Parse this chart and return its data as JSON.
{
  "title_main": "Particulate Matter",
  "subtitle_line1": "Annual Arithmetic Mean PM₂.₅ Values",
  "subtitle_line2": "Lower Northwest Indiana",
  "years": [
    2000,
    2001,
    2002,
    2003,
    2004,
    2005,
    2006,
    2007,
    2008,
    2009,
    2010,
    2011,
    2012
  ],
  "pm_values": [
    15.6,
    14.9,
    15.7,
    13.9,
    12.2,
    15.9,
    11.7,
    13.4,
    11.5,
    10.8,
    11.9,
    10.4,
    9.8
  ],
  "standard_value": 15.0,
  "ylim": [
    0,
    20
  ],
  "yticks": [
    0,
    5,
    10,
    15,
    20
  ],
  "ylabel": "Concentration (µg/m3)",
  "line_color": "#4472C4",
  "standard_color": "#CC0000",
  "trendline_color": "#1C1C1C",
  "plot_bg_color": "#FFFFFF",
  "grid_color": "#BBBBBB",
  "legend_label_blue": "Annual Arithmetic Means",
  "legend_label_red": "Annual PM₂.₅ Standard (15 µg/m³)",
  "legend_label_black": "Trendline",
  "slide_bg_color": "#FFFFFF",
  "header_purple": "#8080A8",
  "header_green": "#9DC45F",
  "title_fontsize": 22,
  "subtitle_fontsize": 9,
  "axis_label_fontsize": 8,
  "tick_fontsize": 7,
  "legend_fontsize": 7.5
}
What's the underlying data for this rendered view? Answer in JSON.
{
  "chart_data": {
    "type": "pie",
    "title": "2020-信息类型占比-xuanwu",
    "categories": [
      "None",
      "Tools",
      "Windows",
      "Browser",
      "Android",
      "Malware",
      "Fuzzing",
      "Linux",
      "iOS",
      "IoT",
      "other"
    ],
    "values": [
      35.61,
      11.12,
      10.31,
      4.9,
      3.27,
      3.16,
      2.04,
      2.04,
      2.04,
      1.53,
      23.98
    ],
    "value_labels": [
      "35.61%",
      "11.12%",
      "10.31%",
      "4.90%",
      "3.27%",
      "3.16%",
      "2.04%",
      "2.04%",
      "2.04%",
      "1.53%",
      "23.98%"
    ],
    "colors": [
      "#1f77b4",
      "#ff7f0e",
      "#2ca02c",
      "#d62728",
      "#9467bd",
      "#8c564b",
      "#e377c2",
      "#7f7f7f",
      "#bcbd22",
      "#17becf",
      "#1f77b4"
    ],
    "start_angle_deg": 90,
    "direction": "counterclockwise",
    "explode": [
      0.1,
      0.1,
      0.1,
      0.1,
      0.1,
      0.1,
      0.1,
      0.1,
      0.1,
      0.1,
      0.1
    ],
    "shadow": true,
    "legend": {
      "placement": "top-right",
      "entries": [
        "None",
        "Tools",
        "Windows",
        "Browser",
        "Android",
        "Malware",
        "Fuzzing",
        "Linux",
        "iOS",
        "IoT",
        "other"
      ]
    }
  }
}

▬▬▬▬▬▬▬▬▬▬

### Your objective
Extract the full set of entries word for word.

### Reply
Parse this chart and return its data as JSON.
{
  "title_main": "Particulate Matter",
  "subtitle_line1": "Annual Arithmetic Mean PM₂.₅ Values",
  "subtitle_line2": "Lower Northwest Indiana",
  "years": [
    2000,
    2001,
    2002,
    2003,
    2004,
    2005,
    2006,
    2007,
    2008,
    2009,
    2010,
    2011,
    2012
  ],
  "pm_values": [
    15.6,
    14.9,
    15.7,
    13.9,
    12.2,
    15.9,
    11.7,
    13.4,
    11.5,
    10.8,
    11.9,
    10.4,
    9.8
  ],
  "standard_value": 15.0,
  "ylim": [
    0,
    20
  ],
  "yticks": [
    0,
    5,
    10,
    15,
    20
  ],
  "ylabel": "Concentration (µg/m3)",
  "line_color": "#4472C4",
  "standard_color": "#CC0000",
  "trendline_color": "#1C1C1C",
  "plot_bg_color": "#FFFFFF",
  "grid_color": "#BBBBBB",
  "legend_label_blue": "Annual Arithmetic Means",
  "legend_label_red": "Annual PM₂.₅ Standard (15 µg/m³)",
  "legend_label_black": "Trendline",
  "slide_bg_color": "#FFFFFF",
  "header_purple": "#8080A8",
  "header_green": "#9DC45F",
  "title_fontsize": 22,
  "subtitle_fontsize": 9,
  "axis_label_fontsize": 8,
  "tick_fontsize": 7,
  "legend_fontsize": 7.5
}
What's the underlying data for this rendered view? Answer in JSON.
{
  "chart_data": {
    "type": "pie",
    "title": "2020-信息类型占比-xuanwu",
    "categories": [
      "None",
      "Tools",
      "Windows",
      "Browser",
      "Android",
      "Malware",
      "Fuzzing",
      "Linux",
      "iOS",
      "IoT",
      "other"
    ],
    "values": [
      35.61,
      11.12,
      10.31,
      4.9,
      3.27,
      3.16,
      2.04,
      2.04,
      2.04,
      1.53,
      23.98
    ],
    "value_labels": [
      "35.61%",
      "11.12%",
      "10.31%",
      "4.90%",
      "3.27%",
      "3.16%",
      "2.04%",
      "2.04%",
      "2.04%",
      "1.53%",
      "23.98%"
    ],
    "colors": [
      "#1f77b4",
      "#ff7f0e",
      "#2ca02c",
      "#d62728",
      "#9467bd",
      "#8c564b",
      "#e377c2",
      "#7f7f7f",
      "#bcbd22",
      "#17becf",
      "#1f77b4"
    ],
    "start_angle_deg": 90,
    "direction": "counterclockwise",
    "explode": [
      0.1,
      0.1,
      0.1,
      0.1,
      0.1,
      0.1,
      0.1,
      0.1,
      0.1,
      0.1,
      0.1
    ],
    "shadow": true,
    "legend": {
      "placement": "top-right",
      "entries": [
        "None",
        "Tools",
        "Windows",
        "Browser",
        "Android",
        "Malware",
        "Fuzzing",
        "Linux",
        "iOS",
        "IoT",
        "other"
      ]
    }
  }
}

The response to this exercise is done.